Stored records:

►

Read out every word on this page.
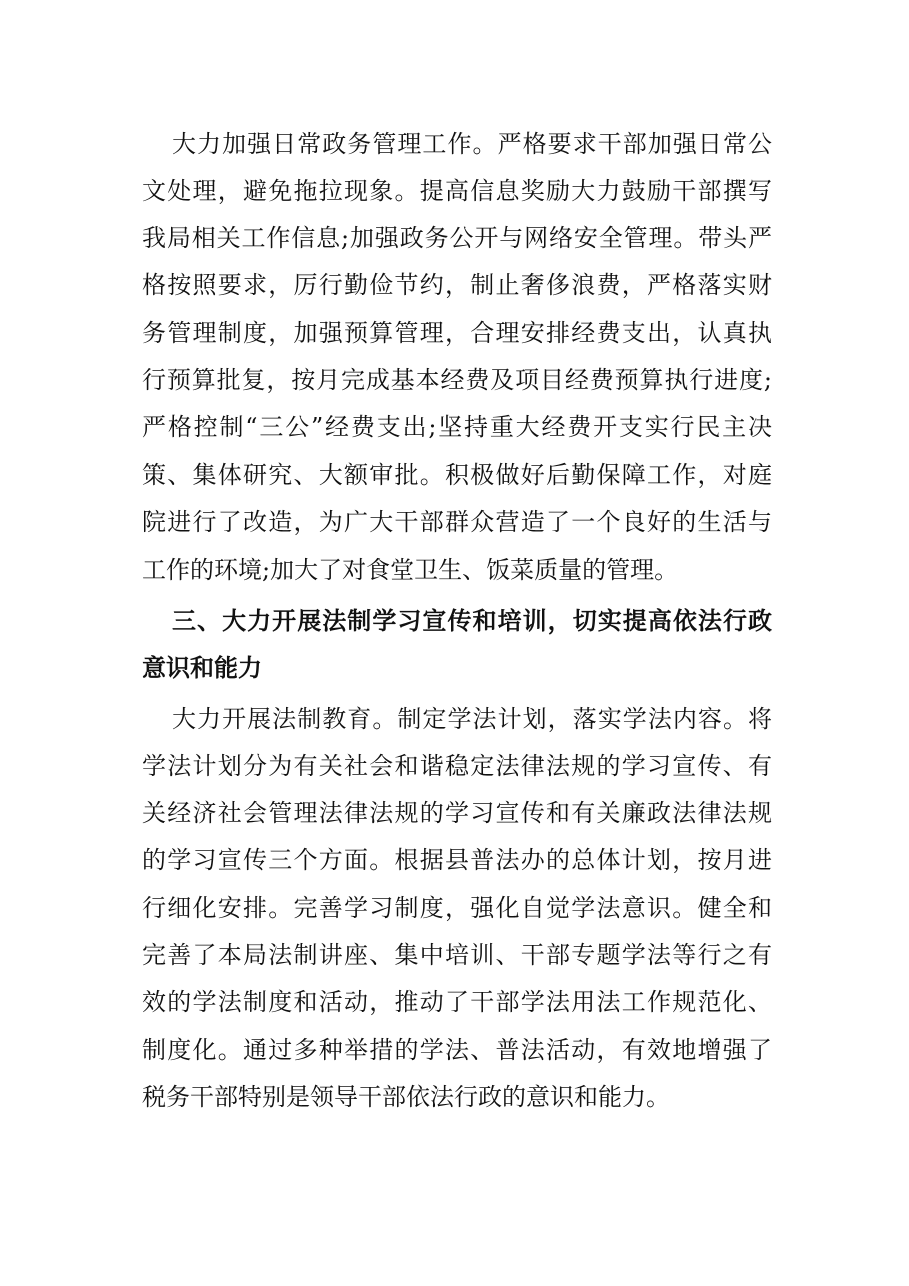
大力加强日常政务管理工作。严格要求干部加强日常公
文处理，避免拖拉现象。提高信息奖励大力鼓励干部撰写
我局相关工作信息;加强政务公开与网络安全管理。带头严
格按照要求，厉行勤俭节约，制止奢侈浪费，严格落实财
务管理制度，加强预算管理，合理安排经费支出，认真执
行预算批复，按月完成基本经费及项目经费预算执行进度;
严格控制“三公”经费支出;坚持重大经费开支实行民主决
策、集体研究、大额审批。积极做好后勤保障工作，对庭
院进行了改造，为广大干部群众营造了一个良好的生活与
工作的环境;加大了对食堂卫生、饭菜质量的管理。
三、大力开展法制学习宣传和培训，切实提高依法行政
意识和能力
大力开展法制教育。制定学法计划，落实学法内容。将
学法计划分为有关社会和谐稳定法律法规的学习宣传、有
关经济社会管理法律法规的学习宣传和有关廉政法律法规
的学习宣传三个方面。根据县普法办的总体计划，按月进
行细化安排。完善学习制度，强化自觉学法意识。健全和
完善了本局法制讲座、集中培训、干部专题学法等行之有
效的学法制度和活动，推动了干部学法用法工作规范化、
制度化。通过多种举措的学法、普法活动，有效地增强了
税务干部特别是领导干部依法行政的意识和能力。
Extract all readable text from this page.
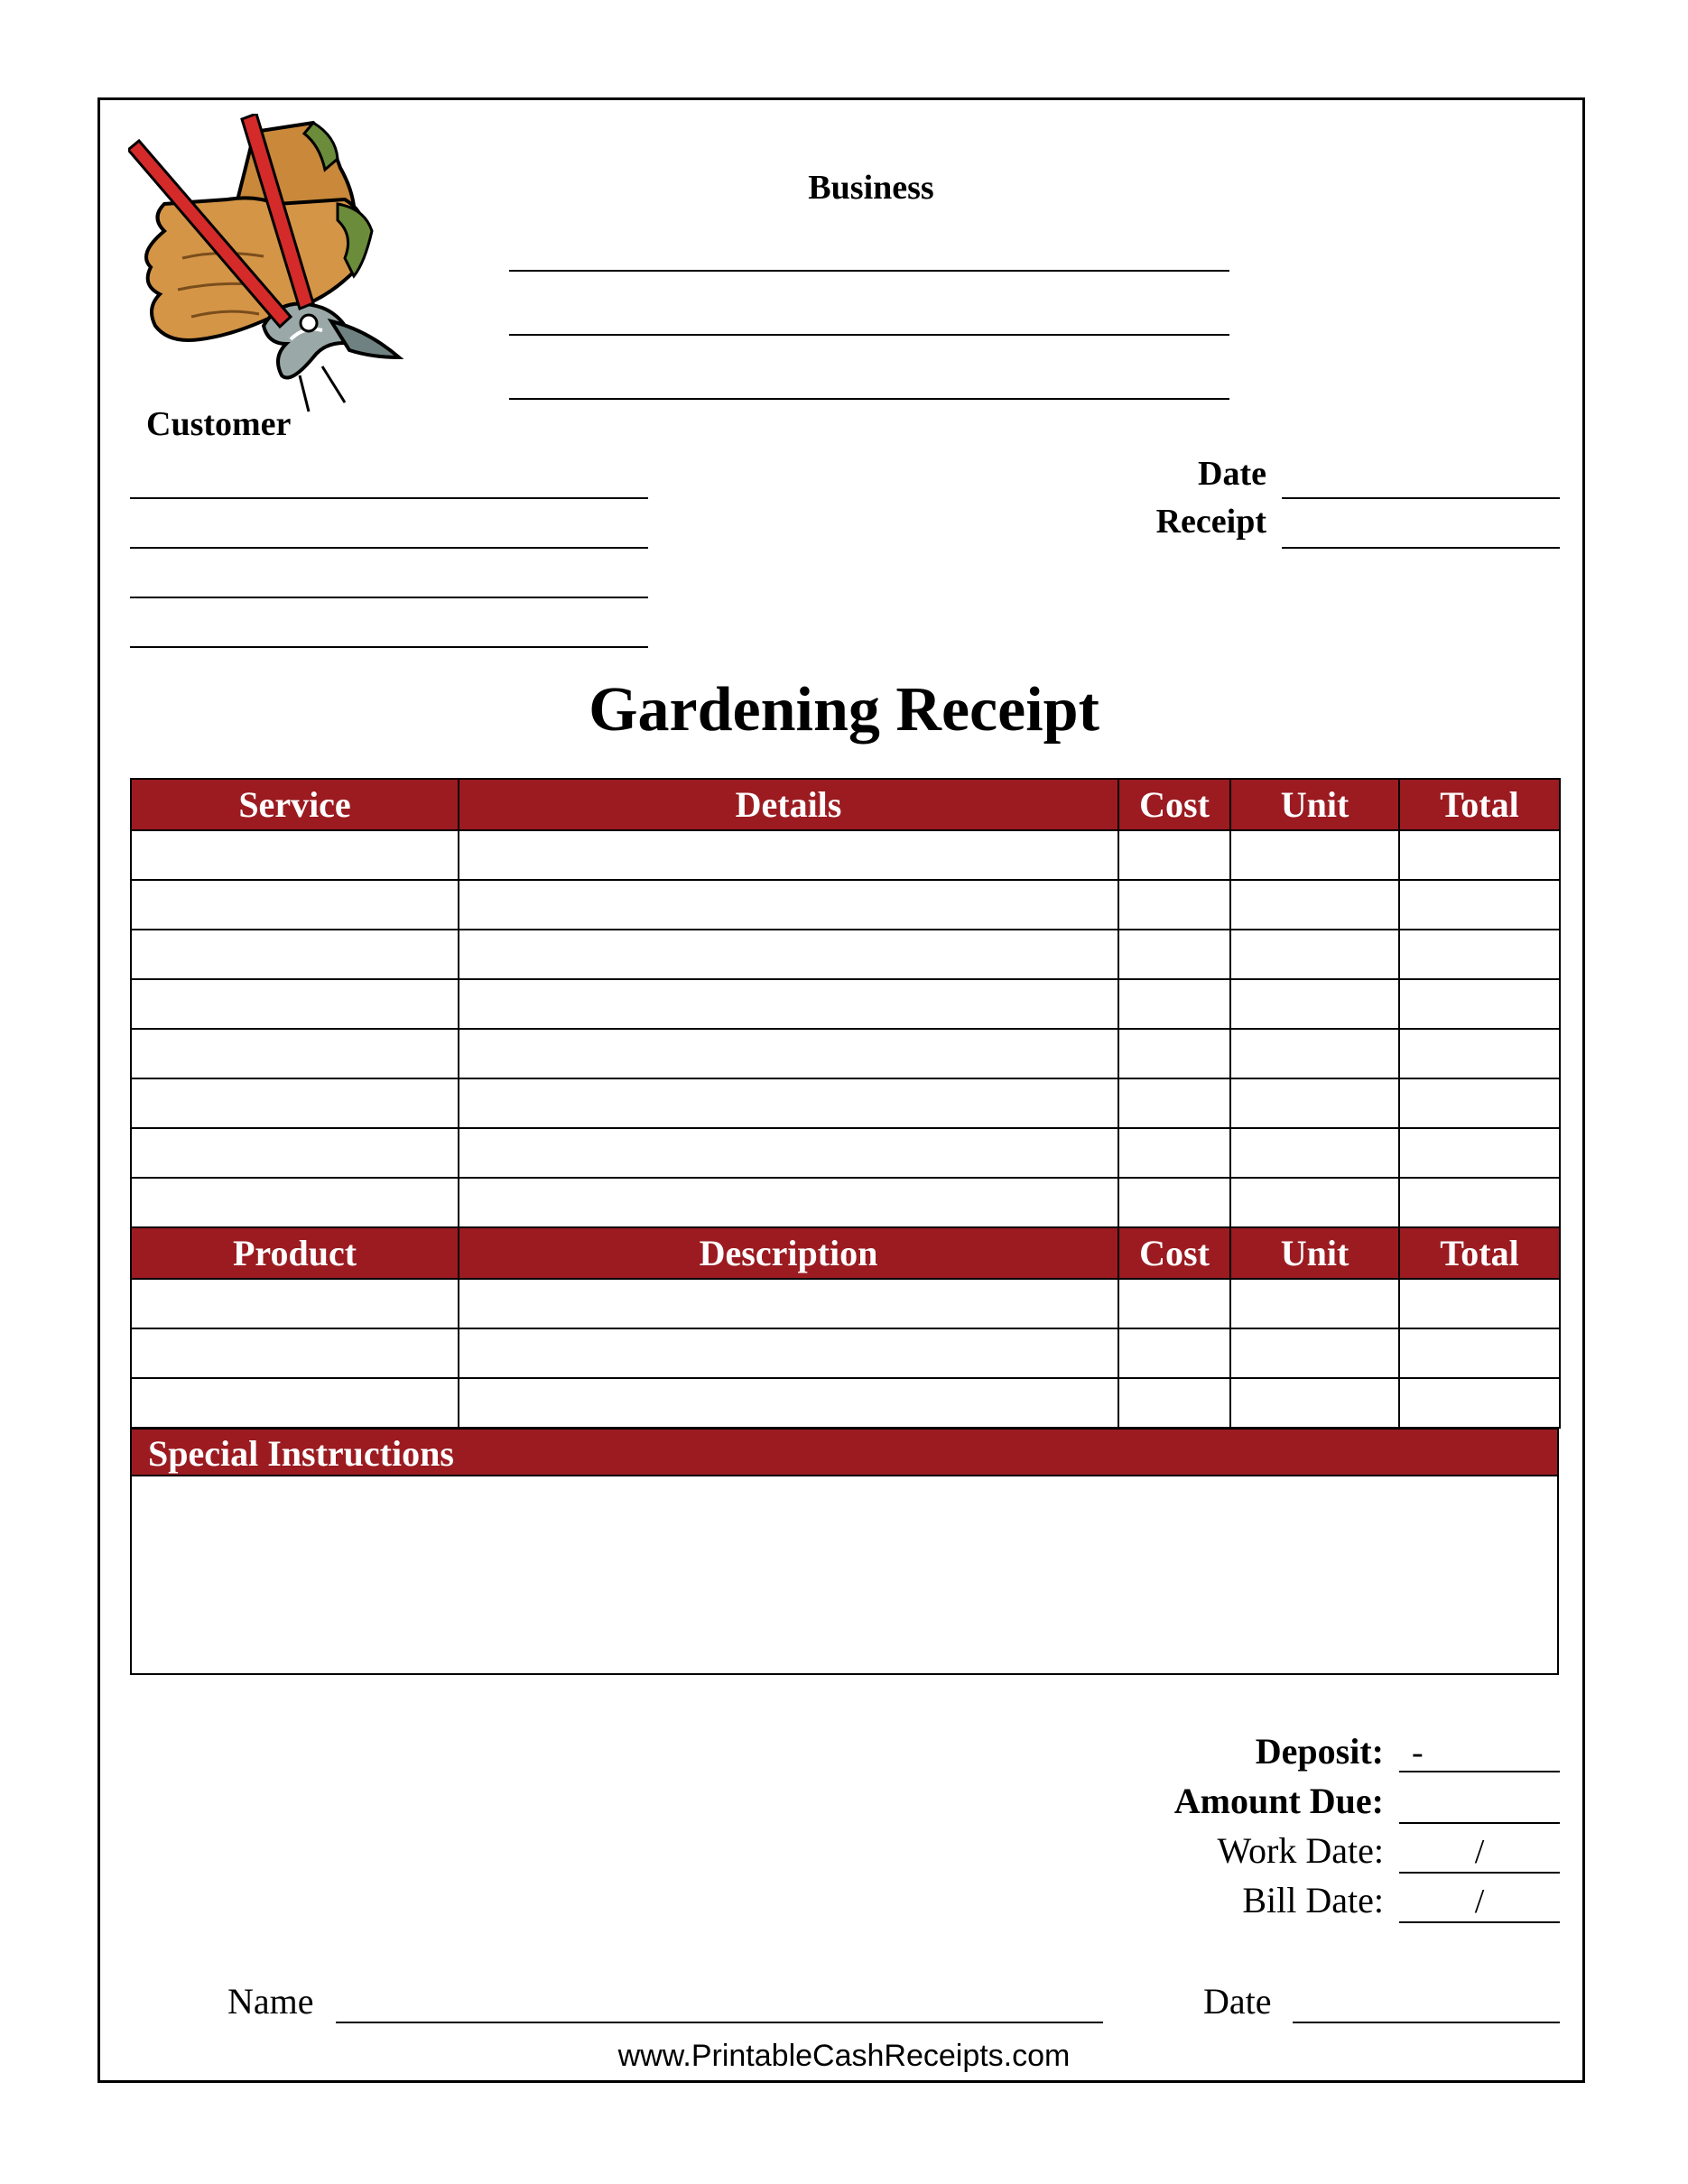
Business
Customer
Date
Receipt
Gardening Receipt
Service	Details	Cost	Unit	Total

Product	Description	Cost	Unit	Total

Special Instructions
Deposit: -
Amount Due:
Work Date:	/
Bill Date:	/
Name	Date
www.PrintableCashReceipts.com
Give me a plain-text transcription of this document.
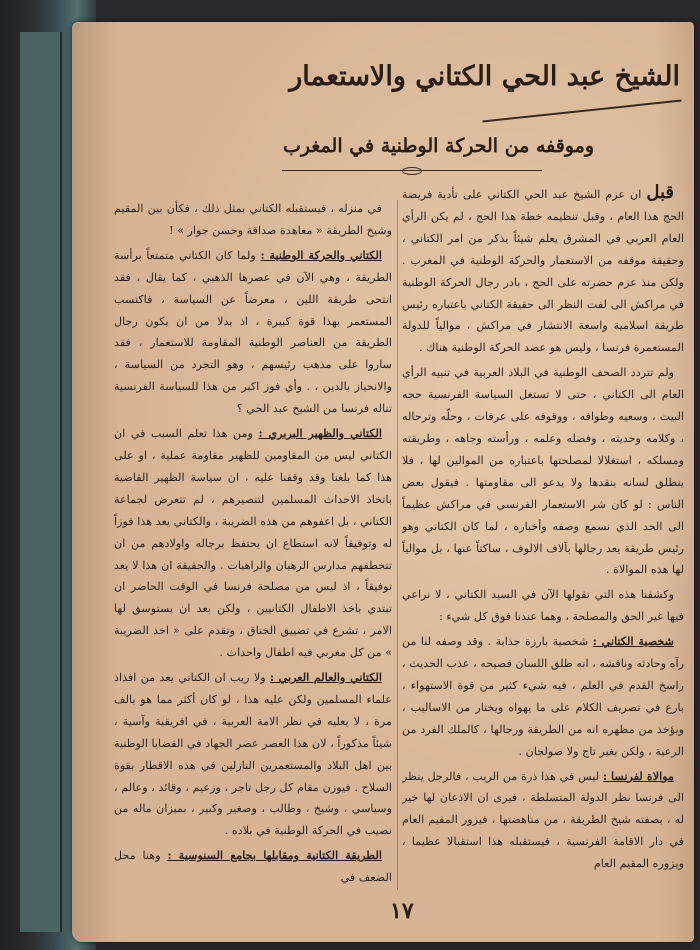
الشيخ عبد الحي الكتاني والاستعمار
وموقفه من الحركة الوطنية في المغرب

قبل ان عزم الشيخ عبد الحي الكتاني على تأدية فريضة الحج هذا العام ، وقبل تنظيمه خطة هذا الحج ، لم يكن الرأي العام العربي في المشرق يعلم شيئاً يذكر من امر الكتاني ، وحقيقة موقفه من الاستعمار والحركة الوطنية في المغرب . ولكن منذ عزم حضرته على الحج ، بادر رجال الحركة الوطنية في مراكش الى لفت النظر الى حقيقة الكتاني باعتباره رئيس طريقة اسلامية واسعة الانتشار في مراكش ، موالياً للدولة المستعمرة فرنسا ، وليس هو عضد الحركة الوطنية هناك .

ولم تتردد الصحف الوطنية في البلاد العربية في تنبيه الرأي العام الى الكتاني ، حتى لا تستغل السياسة الفرنسية حجه البيت ، وسعيه وطوافه ، ووقوفه على عرفات ، وحلّه وترحاله ، وكلامه وحديثه ، وفضله وعلمه ، ورأسته وجاهه ، وطريقته ومسلكه ، استغلالا لمصلحتها باعتباره من الموالين لها ، فلا ينطلق لسانه بنقدها ولا يدعو الى مقاومتها . فيقول بعض الناس : لو كان شر الاستعمار الفرنسي في مراكش عظيماً الى الحد الذي نسمع وصفه وأخباره ، لما كان الكتاني وهو رئيس طريقة يعد رجالها بآلاف الالوف ، ساكتاً عنها ، بل موالياً لها هذه الموالاة .

وكشفنا هذه التي تقولها الآن في السيد الكتاني ، لا نراعي فيها غير الحق والمصلحة ، وهما عندنا فوق كل شيء :

شخصية الكتاني : شخصية بارزة جذابة . وقد وصفه لنا من رآه وحادثه وناقشه ، انه طلق اللسان فصيحه ، عذب الحديث ، راسخ القدم في العلم ، فيه شيء كثير من قوة الاستهواء ، بارع في تصريف الكلام على ما يهواه ويختار من الاساليب ، ويؤخذ من مظهره انه من الطريقة ورجالها ، كالملك الفرد من الرعية ، ولكن بغير تاج ولا صولجان .

موالاة لفرنسا : ليس في هذا ذرة من الريب ، فالرجل ينظر الى فرنسا نظر الدولة المتسلطة ، فيرى ان الاذعان لها خير له ، بصفته شيخ الطريقة ، من مناهضتها ، فيزور المقيم العام في دار الاقامة الفرنسية ، فيستقبله هذا استقبالا عظيما ، ويزوره المقيم العام

في منزله ، فيستقبله الكتاني بمثل ذلك ، فكأن بين المقيم وشيخ الطريقة « معاهدة صداقة وحسن جوار » !

الكتاني والحركة الوطنية : ولما كان الكتاني متمتعاً برأسة الطريقة ، وهي الآن في عصرها الذهبي ، كما يقال ، فقد انتحى طريقة اللين ، معرضاً عن السياسة ، فاكتسب المستعمر بهذا قوة كبيرة ، اذ بدلا من ان يكون رجال الطريقة من العناصر الوطنية المقاومة للاستعمار ، فقد ساروا على مذهب رئيسهم ، وهو التجرد من السياسة ، والانحياز بالدين ، . وأي فوز اكبر من هذا للسياسة الفرنسية تناله فرنسا من الشيخ عبد الحي ؟

الكتاني والظهير البربري : ومن هذا تعلم السبب في ان الكتاني ليس من المقاومين للظهير مقاومة عملية ، او على هذا كما بلغنا وقد وقفنا عليه ، ان سياسة الظهير القاضية باتخاذ الاحداث المسلمين لتنصيرهم ، لم تتعرض لجماعة الكتاني ، بل اعفوهم من هذه الضريبة ، والكتاني يعد هذا فوزاً له وتوفيقاً لانه استطاع ان يحتفظ برجاله واولادهم من ان تتخطفهم مدارس الرهبان والراهبات . والحقيقة ان هذا لا يعد توفيقاً ، اذ ليس من مصلحة فرنسا في الوقت الحاضر ان تبتدي باخذ الاطفال الكتانيين ، ولكن بعد ان يستوسق لها الامر ، تشرع في تضييق الخناق ، وتقدم على « اخذ الضريبة » من كل مغربي فيه اطفال واحداث .

الكتاني والعالم العربي : ولا ريب ان الكتاني يعد من افذاذ علماء المسلمين ولكن عليه هذا ، لو كان أكثر مما هو بالف مرة ، لا يعليه في نظر الامة العربية ، في افريقية وآسية ، شيئاً مذكوراً ، لان هذا العصر عصر الجهاد في القضايا الوطنية بين اهل البلاد والمستعمرين النازلين في هذه الاقطار بقوة السلاح . فيوزن مقام كل رجل تاجر ، وزعيم ، وقائد ، وعالم ، وسياسي ، وشيخ ، وطالب ، وصغير وكبير ، بميزان ماله من نصيب في الحركة الوطنية في بلاده .

الطريقة الكتانية ومقابلها بجامع السنوسية : وهنا محل الضعف في

١٧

◄

| STATED PROBLEM |
Scan the material above. Copy each line where "العربية" occurs.

| TASK RESULT |
ولم تتردد الصحف الوطنية في البلاد العربية في تنبيه الرأي العام الى الكتاني ، حتى لا تستغل السياسة الفرنسية حجه البيت ، وسعيه وطوافه ، ووقوفه على عرفات ، وحلّه وترحاله ، وكلامه وحديثه ، وفضله وعلمه ، ورأسته وجاهه ، وطريقته ومسلكه ، استغلالا لمصلحتها باعتباره من الموالين لها ، فلا ينطلق لسانه بنقدها ولا يدعو الى مقاومتها . فيقول بعض الناس : لو كان شر الاستعمار الفرنسي في مراكش عظيماً الى الحد الذي نسمع وصفه وأخباره ، لما كان الكتاني وهو رئيس طريقة يعد رجالها بآلاف الالوف ، ساكتاً عنها ، بل موالياً لها هذه الموالاة .
الكتاني والعالم العربي : ولا ريب ان الكتاني يعد من افذاذ علماء المسلمين ولكن عليه هذا ، لو كان أكثر مما هو بالف مرة ، لا يعليه في نظر الامة العربية ، في افريقية وآسية ، شيئاً مذكوراً ، لان هذا العصر عصر الجهاد في القضايا الوطنية بين اهل البلاد والمستعمرين النازلين في هذه الاقطار بقوة السلاح . فيوزن مقام كل رجل تاجر ، وزعيم ، وقائد ، وعالم ، وسياسي ، وشيخ ، وطالب ، وصغير وكبير ، بميزان ماله من نصيب في الحركة الوطنية في بلاده .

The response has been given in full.